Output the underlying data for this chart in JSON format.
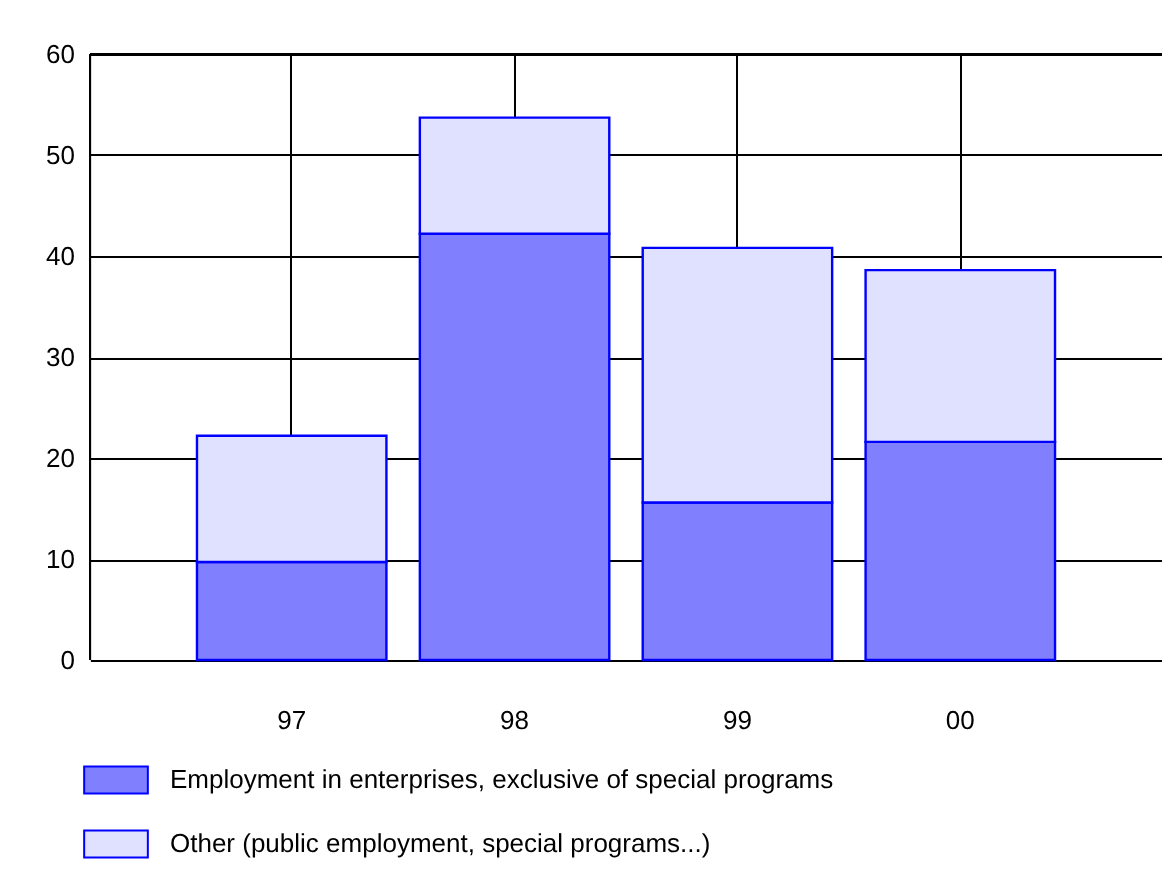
{
  "chart_data": {
    "type": "bar",
    "stacked": true,
    "categories": [
      "97",
      "98",
      "99",
      "00"
    ],
    "series": [
      {
        "name": "Employment in enterprises, exclusive of special programs",
        "color": "#8080ff",
        "values": [
          9.7,
          42.2,
          15.6,
          21.6
        ]
      },
      {
        "name": "Other (public employment, special programs...)",
        "color": "#e0e0ff",
        "values": [
          12.5,
          11.5,
          25.2,
          17.0
        ]
      }
    ],
    "ylim": [
      0,
      60
    ],
    "yticks": [
      0,
      10,
      20,
      30,
      40,
      50,
      60
    ],
    "grid": true,
    "legend": "bottom"
  }
}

════════════════════

**What the task asks:**
With the pictures omitted, reproduce the records in full and exactly.

**The result:**
Output the underlying data for this chart in JSON format.
{
  "chart_data": {
    "type": "bar",
    "stacked": true,
    "categories": [
      "97",
      "98",
      "99",
      "00"
    ],
    "series": [
      {
        "name": "Employment in enterprises, exclusive of special programs",
        "color": "#8080ff",
        "values": [
          9.7,
          42.2,
          15.6,
          21.6
        ]
      },
      {
        "name": "Other (public employment, special programs...)",
        "color": "#e0e0ff",
        "values": [
          12.5,
          11.5,
          25.2,
          17.0
        ]
      }
    ],
    "ylim": [
      0,
      60
    ],
    "yticks": [
      0,
      10,
      20,
      30,
      40,
      50,
      60
    ],
    "grid": true,
    "legend": "bottom"
  }
}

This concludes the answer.